* Task prompt *
In the entries that follow, find the word "home" and report each line it is on.

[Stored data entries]
::::::::

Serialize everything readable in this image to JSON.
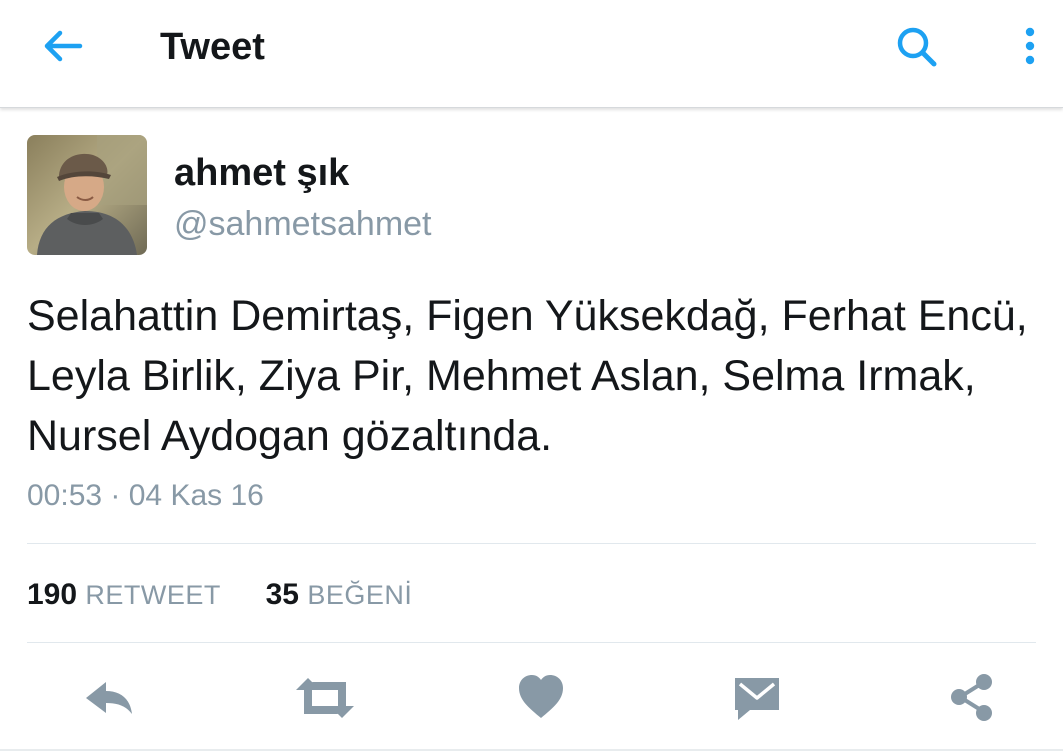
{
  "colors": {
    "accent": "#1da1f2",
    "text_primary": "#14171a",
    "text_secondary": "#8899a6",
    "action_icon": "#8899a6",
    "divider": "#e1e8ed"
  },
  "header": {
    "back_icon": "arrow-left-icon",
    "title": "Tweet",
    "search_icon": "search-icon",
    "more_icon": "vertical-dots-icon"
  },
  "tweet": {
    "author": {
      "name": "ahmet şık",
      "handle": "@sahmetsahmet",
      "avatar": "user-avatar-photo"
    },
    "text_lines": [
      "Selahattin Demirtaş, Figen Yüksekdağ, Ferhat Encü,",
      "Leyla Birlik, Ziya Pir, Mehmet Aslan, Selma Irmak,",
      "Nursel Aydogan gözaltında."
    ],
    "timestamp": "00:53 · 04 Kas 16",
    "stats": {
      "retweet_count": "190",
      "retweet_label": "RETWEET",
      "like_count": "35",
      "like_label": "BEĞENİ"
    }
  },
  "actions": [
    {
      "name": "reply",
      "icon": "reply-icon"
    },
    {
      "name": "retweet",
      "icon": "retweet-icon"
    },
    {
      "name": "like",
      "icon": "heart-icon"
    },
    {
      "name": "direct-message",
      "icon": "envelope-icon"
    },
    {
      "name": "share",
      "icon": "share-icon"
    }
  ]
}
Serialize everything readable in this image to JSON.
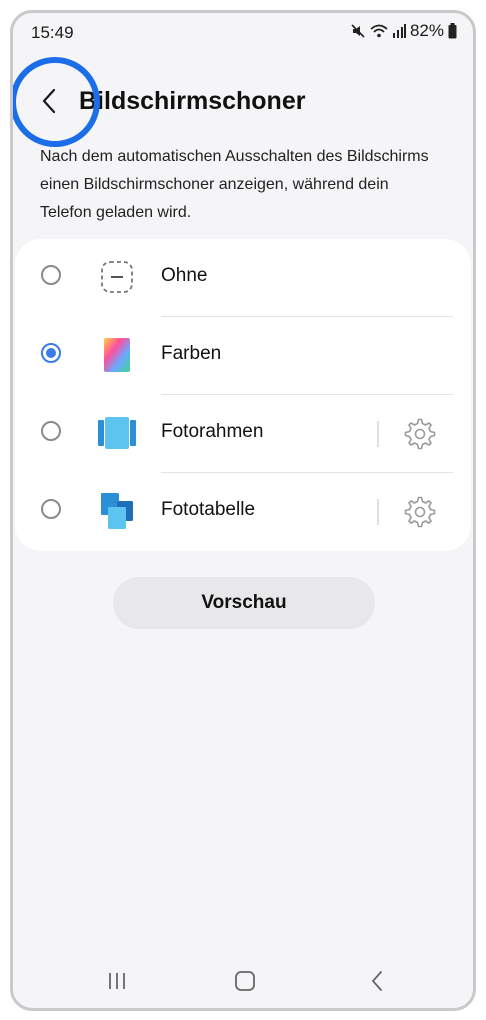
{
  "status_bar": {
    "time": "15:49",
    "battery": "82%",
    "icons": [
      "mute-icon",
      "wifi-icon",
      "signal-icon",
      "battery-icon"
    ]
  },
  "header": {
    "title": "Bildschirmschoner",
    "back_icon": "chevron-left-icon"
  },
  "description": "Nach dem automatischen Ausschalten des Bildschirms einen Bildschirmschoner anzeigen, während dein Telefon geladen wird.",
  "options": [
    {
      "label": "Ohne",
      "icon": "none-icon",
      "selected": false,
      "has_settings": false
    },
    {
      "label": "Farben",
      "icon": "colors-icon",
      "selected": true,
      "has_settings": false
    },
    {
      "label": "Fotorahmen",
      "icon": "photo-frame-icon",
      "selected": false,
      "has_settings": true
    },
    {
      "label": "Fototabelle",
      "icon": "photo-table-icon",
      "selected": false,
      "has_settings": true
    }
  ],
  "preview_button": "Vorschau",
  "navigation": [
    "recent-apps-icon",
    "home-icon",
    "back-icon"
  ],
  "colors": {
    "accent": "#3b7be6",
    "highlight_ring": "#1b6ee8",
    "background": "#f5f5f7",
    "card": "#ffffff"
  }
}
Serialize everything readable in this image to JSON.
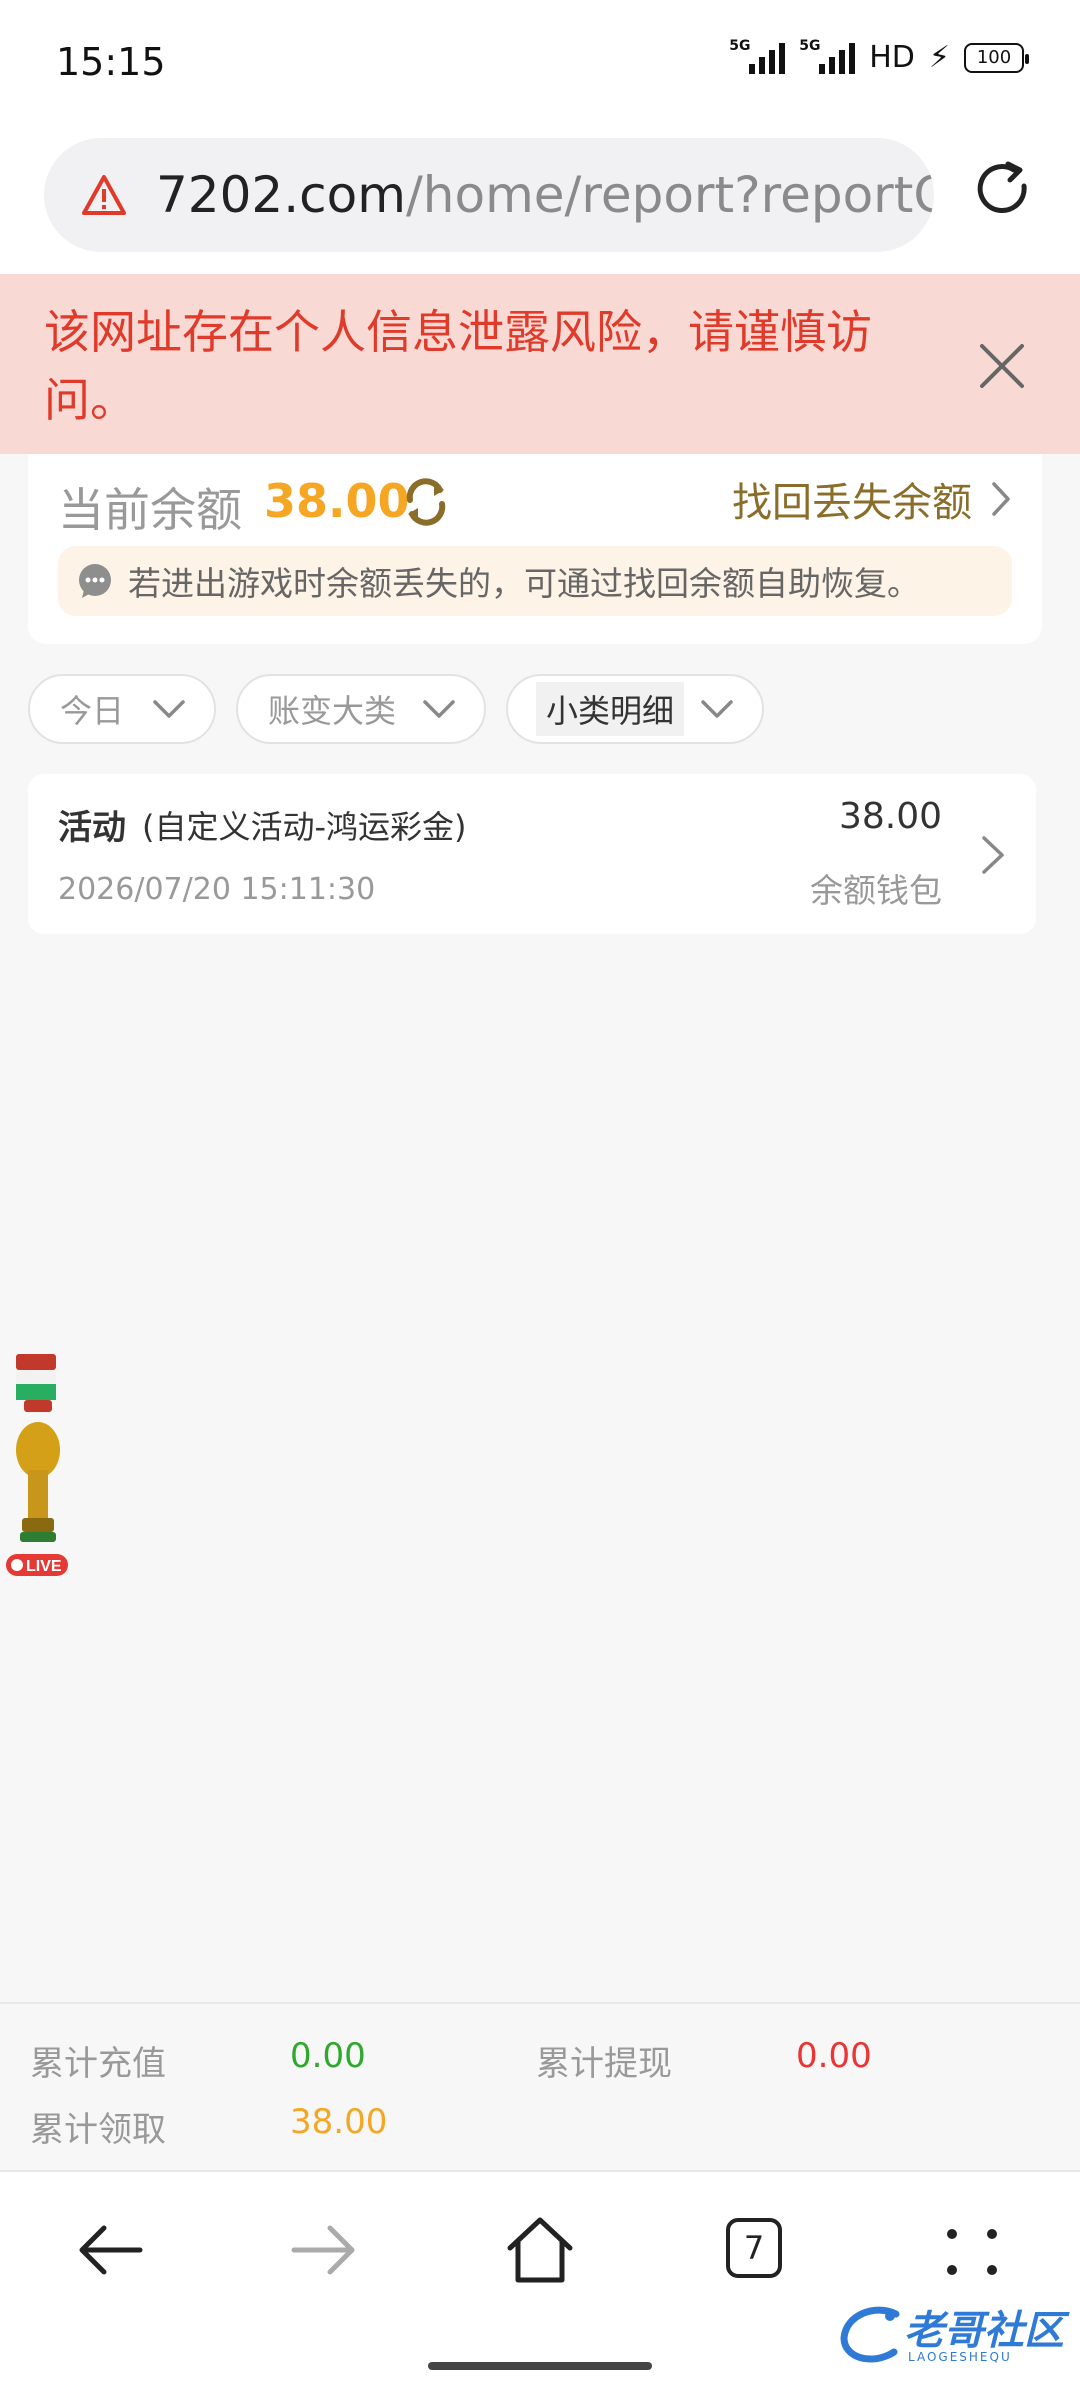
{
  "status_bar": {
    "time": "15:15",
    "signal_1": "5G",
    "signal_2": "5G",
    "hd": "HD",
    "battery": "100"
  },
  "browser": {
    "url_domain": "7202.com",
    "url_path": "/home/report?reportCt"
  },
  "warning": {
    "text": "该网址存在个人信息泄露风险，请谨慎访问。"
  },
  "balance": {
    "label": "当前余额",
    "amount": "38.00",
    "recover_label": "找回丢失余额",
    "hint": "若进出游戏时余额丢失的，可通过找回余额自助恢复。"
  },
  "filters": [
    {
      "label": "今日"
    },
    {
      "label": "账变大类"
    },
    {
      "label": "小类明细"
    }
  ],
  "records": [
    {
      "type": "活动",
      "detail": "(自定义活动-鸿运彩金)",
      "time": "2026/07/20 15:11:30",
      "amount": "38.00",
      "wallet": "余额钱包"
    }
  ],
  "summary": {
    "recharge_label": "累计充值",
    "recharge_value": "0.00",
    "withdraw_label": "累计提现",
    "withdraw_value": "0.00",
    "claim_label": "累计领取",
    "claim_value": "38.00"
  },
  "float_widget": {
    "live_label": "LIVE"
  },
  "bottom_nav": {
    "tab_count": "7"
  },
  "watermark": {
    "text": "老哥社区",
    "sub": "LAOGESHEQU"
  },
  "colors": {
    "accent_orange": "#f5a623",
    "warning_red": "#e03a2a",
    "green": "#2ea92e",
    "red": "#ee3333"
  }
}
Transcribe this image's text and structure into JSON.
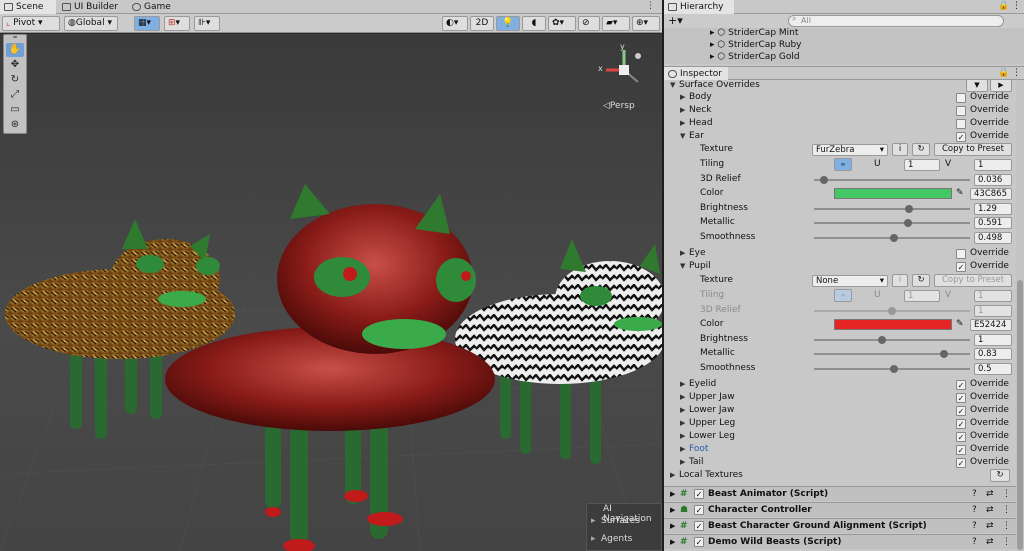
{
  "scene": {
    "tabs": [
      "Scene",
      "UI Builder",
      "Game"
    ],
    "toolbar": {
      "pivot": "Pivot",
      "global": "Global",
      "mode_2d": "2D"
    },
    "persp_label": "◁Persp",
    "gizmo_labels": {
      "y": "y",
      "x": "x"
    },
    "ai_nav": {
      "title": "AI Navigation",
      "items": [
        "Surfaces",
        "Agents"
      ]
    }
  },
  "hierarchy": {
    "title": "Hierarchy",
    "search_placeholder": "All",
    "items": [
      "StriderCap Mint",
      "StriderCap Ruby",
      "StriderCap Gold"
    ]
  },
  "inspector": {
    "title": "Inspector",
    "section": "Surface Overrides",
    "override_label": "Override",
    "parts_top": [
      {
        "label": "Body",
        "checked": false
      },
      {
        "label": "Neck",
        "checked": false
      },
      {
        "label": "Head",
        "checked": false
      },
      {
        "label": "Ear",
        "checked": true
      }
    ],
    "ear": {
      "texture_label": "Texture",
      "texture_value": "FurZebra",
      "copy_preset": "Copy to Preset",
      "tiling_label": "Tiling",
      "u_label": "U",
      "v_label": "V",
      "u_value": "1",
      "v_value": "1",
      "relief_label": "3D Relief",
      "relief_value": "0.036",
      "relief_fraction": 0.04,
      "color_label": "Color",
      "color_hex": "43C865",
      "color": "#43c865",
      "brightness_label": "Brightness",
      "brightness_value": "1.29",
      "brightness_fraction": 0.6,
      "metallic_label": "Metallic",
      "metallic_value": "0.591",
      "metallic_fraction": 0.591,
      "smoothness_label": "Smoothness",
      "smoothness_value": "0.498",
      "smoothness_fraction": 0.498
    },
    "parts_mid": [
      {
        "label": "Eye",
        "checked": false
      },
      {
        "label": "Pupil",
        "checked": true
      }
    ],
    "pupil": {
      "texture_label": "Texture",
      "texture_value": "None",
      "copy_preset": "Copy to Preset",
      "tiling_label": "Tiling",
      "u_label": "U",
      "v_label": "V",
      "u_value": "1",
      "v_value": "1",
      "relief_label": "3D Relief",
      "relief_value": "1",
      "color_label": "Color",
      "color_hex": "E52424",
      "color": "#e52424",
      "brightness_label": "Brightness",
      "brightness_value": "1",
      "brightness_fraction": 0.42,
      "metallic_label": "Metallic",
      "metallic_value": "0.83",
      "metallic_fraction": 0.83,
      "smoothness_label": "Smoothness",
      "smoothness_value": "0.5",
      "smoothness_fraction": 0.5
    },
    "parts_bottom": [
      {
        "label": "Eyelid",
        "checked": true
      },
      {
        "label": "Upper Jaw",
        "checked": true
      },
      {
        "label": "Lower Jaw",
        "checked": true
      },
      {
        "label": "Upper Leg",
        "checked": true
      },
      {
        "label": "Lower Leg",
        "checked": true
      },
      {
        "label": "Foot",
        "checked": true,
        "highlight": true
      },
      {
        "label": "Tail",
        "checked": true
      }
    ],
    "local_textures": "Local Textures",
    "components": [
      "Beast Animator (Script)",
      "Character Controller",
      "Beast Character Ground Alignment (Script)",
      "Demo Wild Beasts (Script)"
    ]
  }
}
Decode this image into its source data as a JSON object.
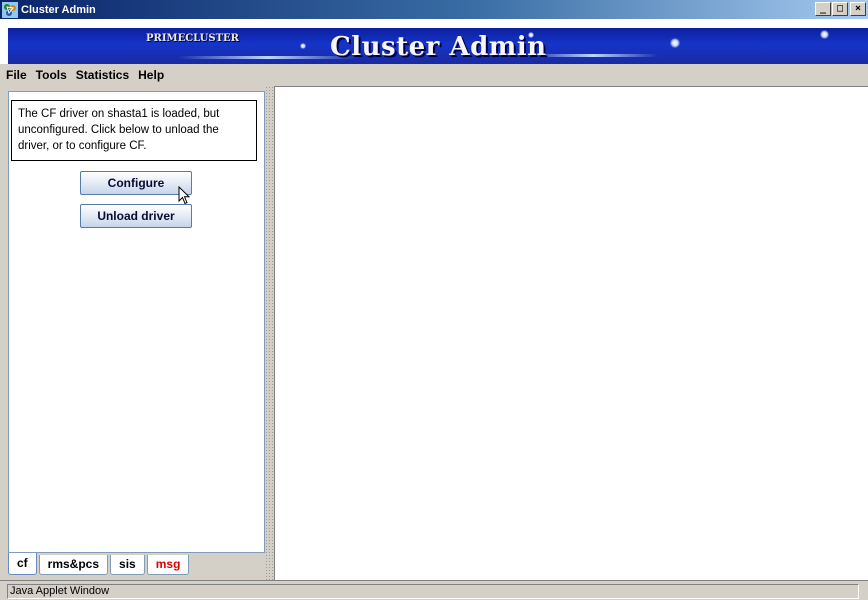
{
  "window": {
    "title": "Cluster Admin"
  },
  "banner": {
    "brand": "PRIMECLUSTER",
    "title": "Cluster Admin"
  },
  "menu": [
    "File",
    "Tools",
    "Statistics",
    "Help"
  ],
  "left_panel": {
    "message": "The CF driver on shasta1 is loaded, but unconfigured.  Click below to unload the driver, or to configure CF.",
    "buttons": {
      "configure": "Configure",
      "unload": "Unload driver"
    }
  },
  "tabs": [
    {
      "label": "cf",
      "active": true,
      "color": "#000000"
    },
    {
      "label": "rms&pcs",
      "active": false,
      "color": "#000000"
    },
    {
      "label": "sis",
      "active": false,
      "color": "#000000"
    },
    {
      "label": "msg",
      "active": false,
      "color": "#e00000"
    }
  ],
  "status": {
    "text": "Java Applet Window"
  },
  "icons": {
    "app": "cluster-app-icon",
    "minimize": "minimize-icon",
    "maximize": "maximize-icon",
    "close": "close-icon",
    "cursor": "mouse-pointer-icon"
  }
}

::::::::

* Written solution *
    "home-icon",
    "url_path": "/home/report?reportCt"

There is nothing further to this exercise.